_Interface dataset entries_

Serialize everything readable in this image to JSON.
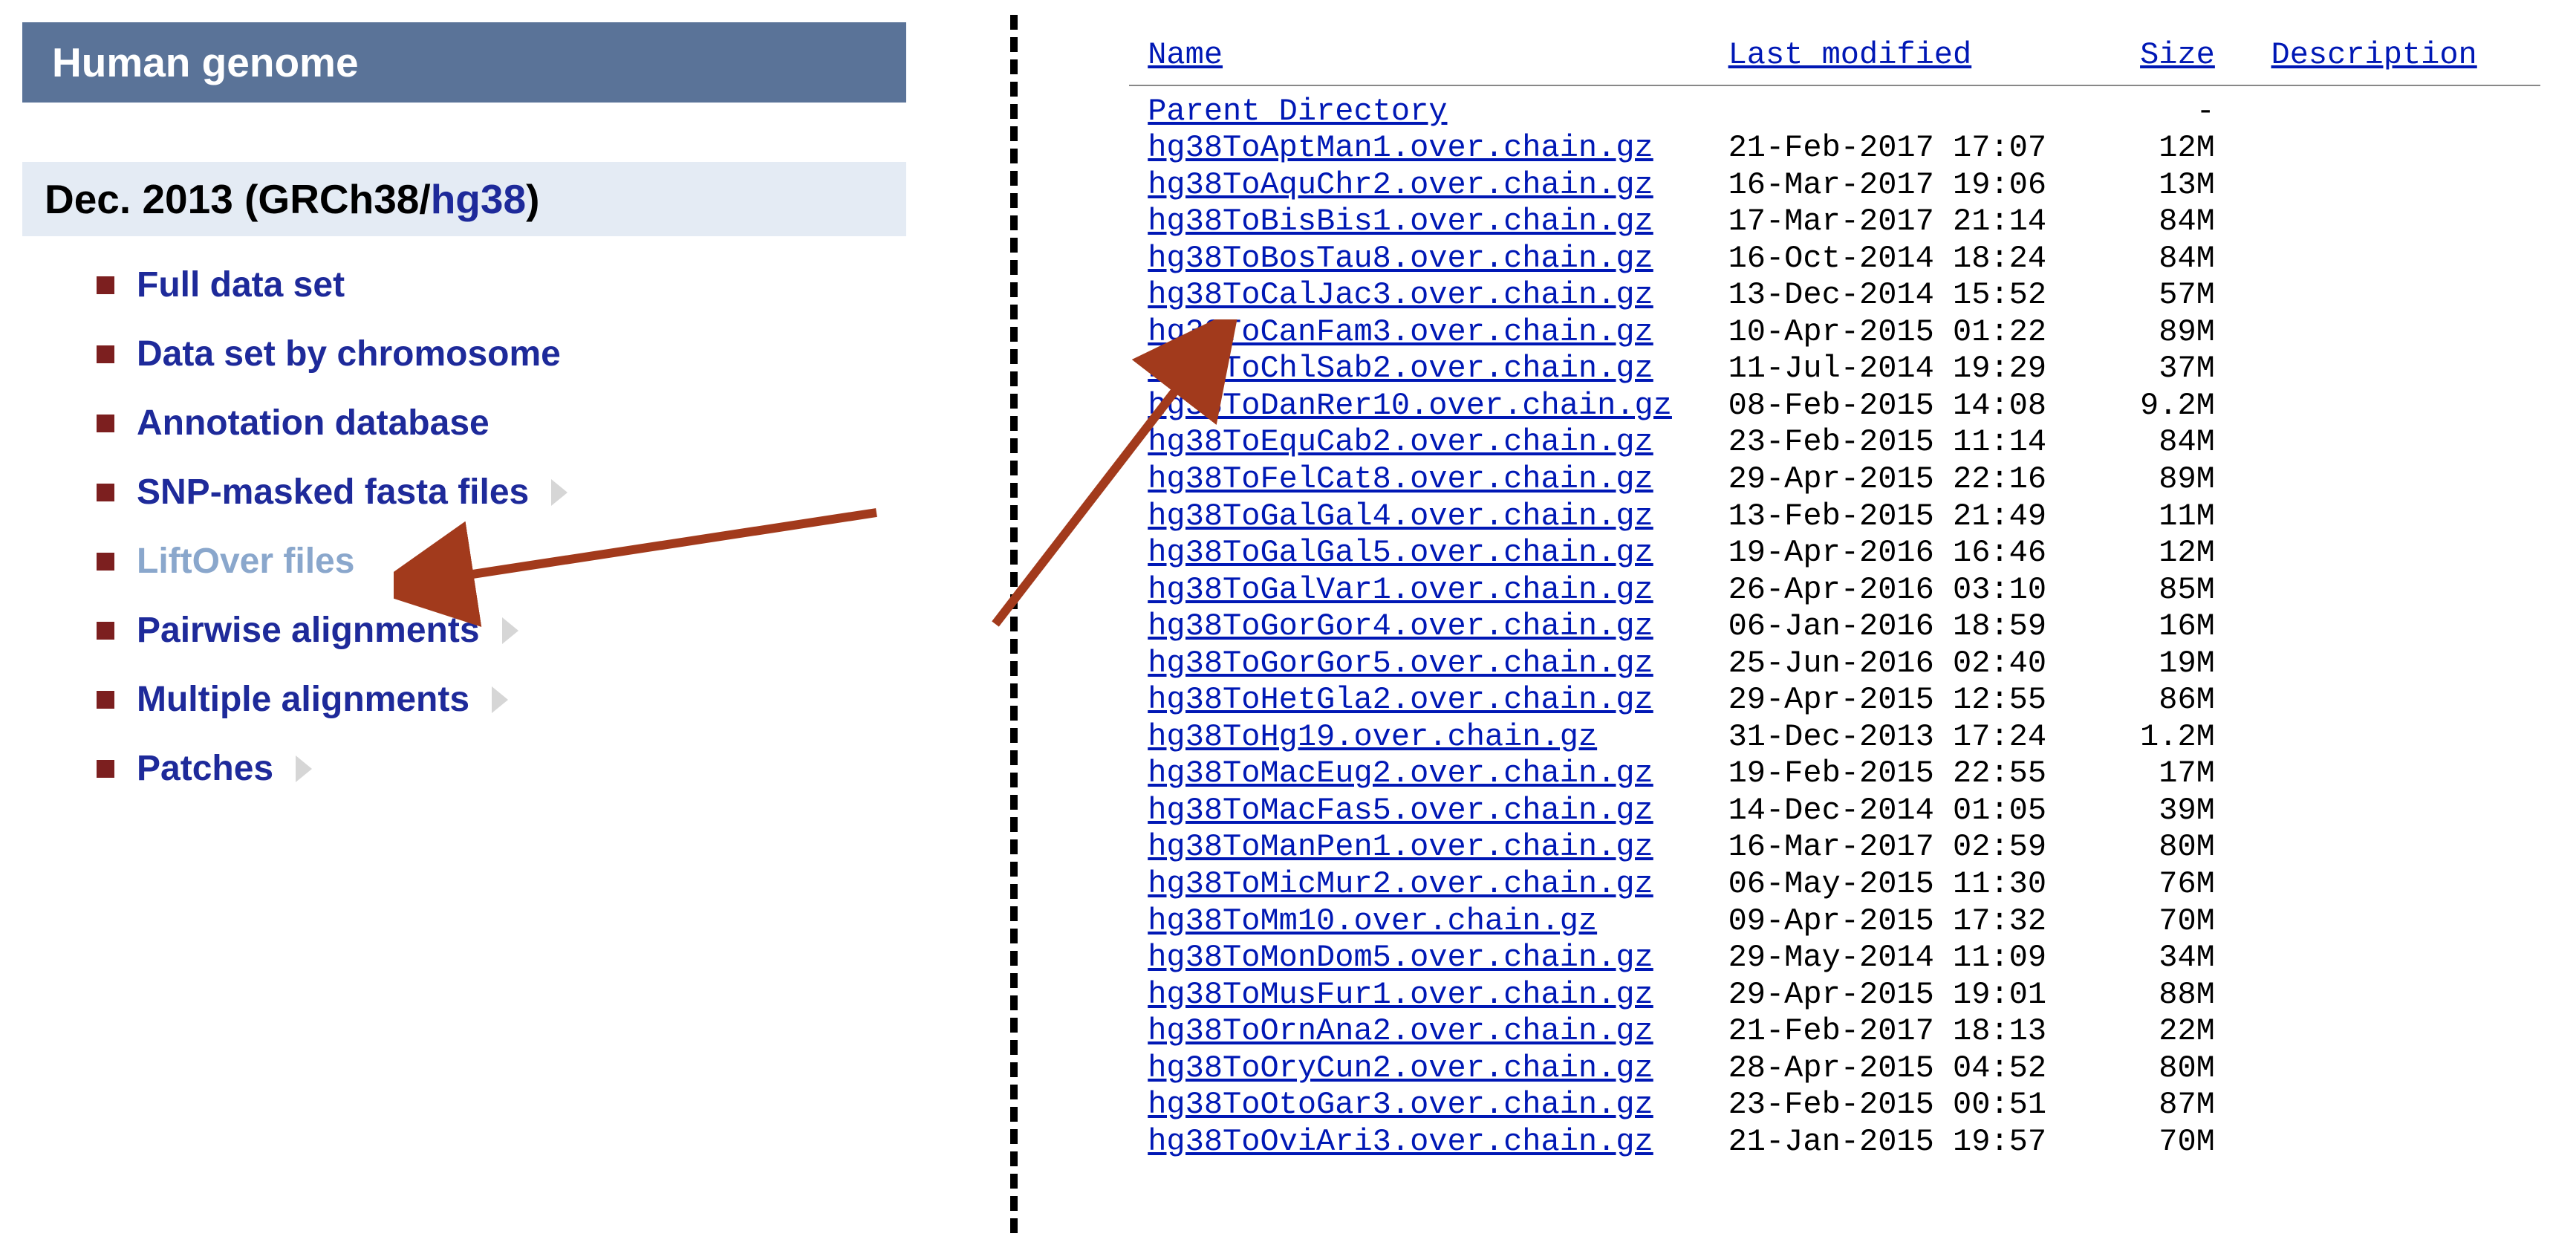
{
  "sidebar": {
    "header": "Human genome",
    "subheader_prefix": "Dec. 2013 (GRCh38/",
    "subheader_link": "hg38",
    "subheader_suffix": ")",
    "items": [
      {
        "label": "Full data set",
        "chevron": false,
        "active": false
      },
      {
        "label": "Data set by chromosome",
        "chevron": false,
        "active": false
      },
      {
        "label": "Annotation database",
        "chevron": false,
        "active": false
      },
      {
        "label": "SNP-masked fasta files",
        "chevron": true,
        "active": false
      },
      {
        "label": "LiftOver files",
        "chevron": false,
        "active": true
      },
      {
        "label": "Pairwise alignments",
        "chevron": true,
        "active": false
      },
      {
        "label": "Multiple alignments",
        "chevron": true,
        "active": false
      },
      {
        "label": "Patches",
        "chevron": true,
        "active": false
      }
    ]
  },
  "listing": {
    "cols": {
      "name": "Name",
      "modified": "Last modified",
      "size": "Size",
      "desc": "Description"
    },
    "parent": "Parent Directory",
    "rows": [
      {
        "name": "hg38ToAptMan1.over.chain.gz",
        "modified": "21-Feb-2017 17:07",
        "size": "12M"
      },
      {
        "name": "hg38ToAquChr2.over.chain.gz",
        "modified": "16-Mar-2017 19:06",
        "size": "13M"
      },
      {
        "name": "hg38ToBisBis1.over.chain.gz",
        "modified": "17-Mar-2017 21:14",
        "size": "84M"
      },
      {
        "name": "hg38ToBosTau8.over.chain.gz",
        "modified": "16-Oct-2014 18:24",
        "size": "84M"
      },
      {
        "name": "hg38ToCalJac3.over.chain.gz",
        "modified": "13-Dec-2014 15:52",
        "size": "57M"
      },
      {
        "name": "hg38ToCanFam3.over.chain.gz",
        "modified": "10-Apr-2015 01:22",
        "size": "89M"
      },
      {
        "name": "hg38ToChlSab2.over.chain.gz",
        "modified": "11-Jul-2014 19:29",
        "size": "37M"
      },
      {
        "name": "hg38ToDanRer10.over.chain.gz",
        "modified": "08-Feb-2015 14:08",
        "size": "9.2M"
      },
      {
        "name": "hg38ToEquCab2.over.chain.gz",
        "modified": "23-Feb-2015 11:14",
        "size": "84M"
      },
      {
        "name": "hg38ToFelCat8.over.chain.gz",
        "modified": "29-Apr-2015 22:16",
        "size": "89M"
      },
      {
        "name": "hg38ToGalGal4.over.chain.gz",
        "modified": "13-Feb-2015 21:49",
        "size": "11M"
      },
      {
        "name": "hg38ToGalGal5.over.chain.gz",
        "modified": "19-Apr-2016 16:46",
        "size": "12M"
      },
      {
        "name": "hg38ToGalVar1.over.chain.gz",
        "modified": "26-Apr-2016 03:10",
        "size": "85M"
      },
      {
        "name": "hg38ToGorGor4.over.chain.gz",
        "modified": "06-Jan-2016 18:59",
        "size": "16M"
      },
      {
        "name": "hg38ToGorGor5.over.chain.gz",
        "modified": "25-Jun-2016 02:40",
        "size": "19M"
      },
      {
        "name": "hg38ToHetGla2.over.chain.gz",
        "modified": "29-Apr-2015 12:55",
        "size": "86M"
      },
      {
        "name": "hg38ToHg19.over.chain.gz",
        "modified": "31-Dec-2013 17:24",
        "size": "1.2M"
      },
      {
        "name": "hg38ToMacEug2.over.chain.gz",
        "modified": "19-Feb-2015 22:55",
        "size": "17M"
      },
      {
        "name": "hg38ToMacFas5.over.chain.gz",
        "modified": "14-Dec-2014 01:05",
        "size": "39M"
      },
      {
        "name": "hg38ToManPen1.over.chain.gz",
        "modified": "16-Mar-2017 02:59",
        "size": "80M"
      },
      {
        "name": "hg38ToMicMur2.over.chain.gz",
        "modified": "06-May-2015 11:30",
        "size": "76M"
      },
      {
        "name": "hg38ToMm10.over.chain.gz",
        "modified": "09-Apr-2015 17:32",
        "size": "70M"
      },
      {
        "name": "hg38ToMonDom5.over.chain.gz",
        "modified": "29-May-2014 11:09",
        "size": "34M"
      },
      {
        "name": "hg38ToMusFur1.over.chain.gz",
        "modified": "29-Apr-2015 19:01",
        "size": "88M"
      },
      {
        "name": "hg38ToOrnAna2.over.chain.gz",
        "modified": "21-Feb-2017 18:13",
        "size": "22M"
      },
      {
        "name": "hg38ToOryCun2.over.chain.gz",
        "modified": "28-Apr-2015 04:52",
        "size": "80M"
      },
      {
        "name": "hg38ToOtoGar3.over.chain.gz",
        "modified": "23-Feb-2015 00:51",
        "size": "87M"
      },
      {
        "name": "hg38ToOviAri3.over.chain.gz",
        "modified": "21-Jan-2015 19:57",
        "size": "70M"
      }
    ]
  }
}
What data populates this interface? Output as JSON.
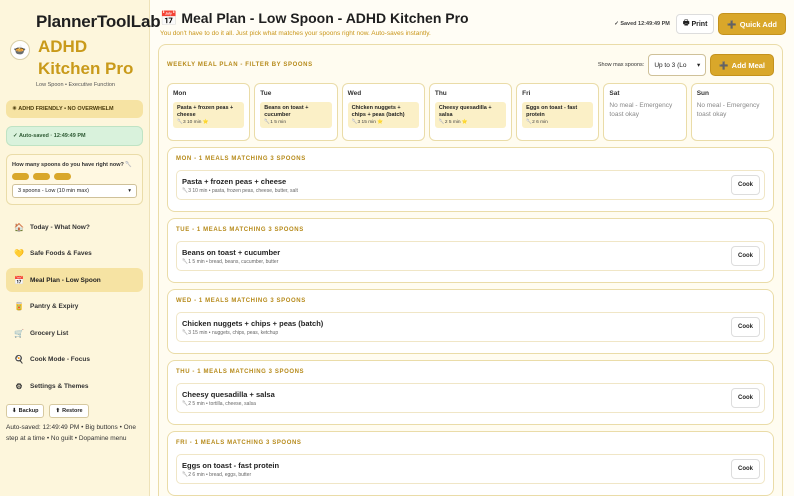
{
  "sidebar": {
    "app_name": "PlannerToolLab",
    "app_subtitle": "ADHD Kitchen Pro",
    "tagline": "Low Spoon • Executive Function",
    "adhd_badge": "ADHD FRIENDLY • NO OVERWHELM",
    "autosave_badge": "Auto-saved · 12:49:49 PM",
    "spoon_question": "How many spoons do you have right now?",
    "spoon_count": 3,
    "spoon_select": "3 spoons - Low (10 min max)",
    "nav": [
      {
        "label": "Today - What Now?",
        "icon": "house-icon",
        "glyph": "🏠",
        "active": false
      },
      {
        "label": "Safe Foods & Faves",
        "icon": "heart-icon",
        "glyph": "💛",
        "active": false
      },
      {
        "label": "Meal Plan - Low Spoon",
        "icon": "calendar-icon",
        "glyph": "📅",
        "active": true
      },
      {
        "label": "Pantry & Expiry",
        "icon": "jar-icon",
        "glyph": "🥫",
        "active": false
      },
      {
        "label": "Grocery List",
        "icon": "cart-icon",
        "glyph": "🛒",
        "active": false
      },
      {
        "label": "Cook Mode - Focus",
        "icon": "pot-icon",
        "glyph": "🍳",
        "active": false
      },
      {
        "label": "Settings & Themes",
        "icon": "gear-icon",
        "glyph": "⚙",
        "active": false
      }
    ],
    "backup_label": "Backup",
    "restore_label": "Restore",
    "footer": "Auto-saved: 12:49:49 PM • Big buttons • One step at a time • No guilt • Dopamine menu"
  },
  "header": {
    "title": "Meal Plan - Low Spoon - ADHD Kitchen Pro",
    "subtitle": "You don't have to do it all. Just pick what matches your spoons right now. Auto-saves instantly.",
    "saved": "Saved 12:49:49 PM",
    "print_label": "Print",
    "quick_add_label": "Quick Add"
  },
  "weekly": {
    "title": "WEEKLY MEAL PLAN - FILTER BY SPOONS",
    "show_max_label": "Show max spoons:",
    "max_select": "Up to 3 (Lo",
    "add_meal_label": "Add Meal",
    "days": [
      {
        "name": "Mon",
        "meal": "Pasta + frozen peas + cheese",
        "meta": "3 10 min ⭐"
      },
      {
        "name": "Tue",
        "meal": "Beans on toast + cucumber",
        "meta": "1 5 min"
      },
      {
        "name": "Wed",
        "meal": "Chicken nuggets + chips + peas (batch)",
        "meta": "3 15 min ⭐"
      },
      {
        "name": "Thu",
        "meal": "Cheesy quesadilla + salsa",
        "meta": "2 5 min ⭐"
      },
      {
        "name": "Fri",
        "meal": "Eggs on toast - fast protein",
        "meta": "2 6 min"
      },
      {
        "name": "Sat",
        "none": "No meal - Emergency toast okay"
      },
      {
        "name": "Sun",
        "none": "No meal - Emergency toast okay"
      }
    ]
  },
  "sections": [
    {
      "title": "MON - 1 MEALS MATCHING 3 SPOONS",
      "meal": "Pasta + frozen peas + cheese",
      "meta": "3 10 min • pasta, frozen peas, cheese, butter, salt",
      "cook_label": "Cook"
    },
    {
      "title": "TUE - 1 MEALS MATCHING 3 SPOONS",
      "meal": "Beans on toast + cucumber",
      "meta": "1 5 min • bread, beans, cucumber, butter",
      "cook_label": "Cook"
    },
    {
      "title": "WED - 1 MEALS MATCHING 3 SPOONS",
      "meal": "Chicken nuggets + chips + peas (batch)",
      "meta": "3 15 min • nuggets, chips, peas, ketchup",
      "cook_label": "Cook"
    },
    {
      "title": "THU - 1 MEALS MATCHING 3 SPOONS",
      "meal": "Cheesy quesadilla + salsa",
      "meta": "2 5 min • tortilla, cheese, salsa",
      "cook_label": "Cook"
    },
    {
      "title": "FRI - 1 MEALS MATCHING 3 SPOONS",
      "meal": "Eggs on toast - fast protein",
      "meta": "2 6 min • bread, eggs, butter",
      "cook_label": "Cook"
    }
  ],
  "colors": {
    "accent": "#d9a72a",
    "accent_text": "#b68a1a",
    "sidebar_bg": "#fdf6dc",
    "saved_green": "#d9f2dc"
  }
}
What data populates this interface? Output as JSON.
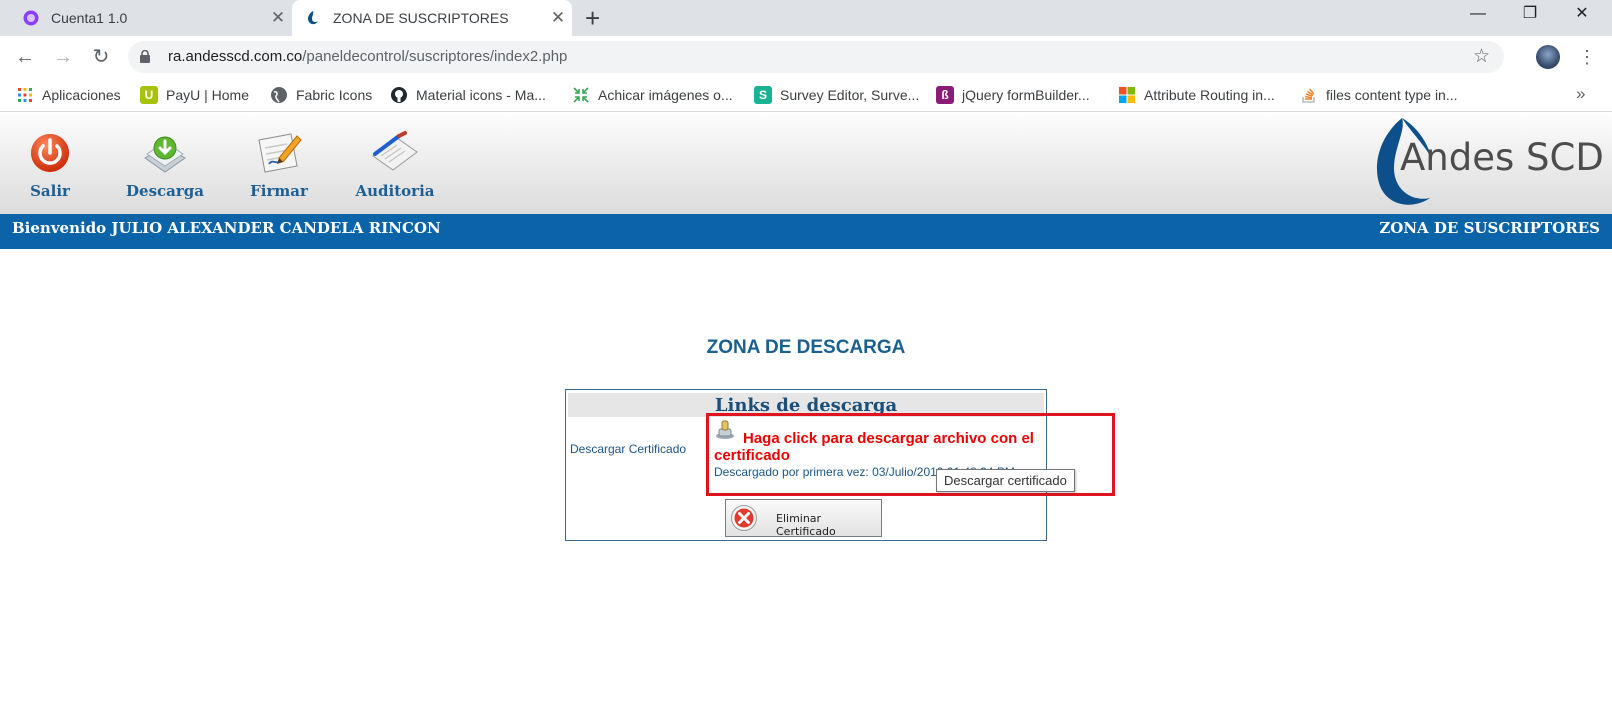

_ASSIGNED TASK_
Above are the records; report each line in them that includes the word "cucumber".

_OUTPUT FOR THIS EXERCISE_
        "meal": "Beans on toast + cucumber",
      "meal": "Beans on toast + cucumber",
      "meta": "1 5 min • bread, beans, cucumber, butter",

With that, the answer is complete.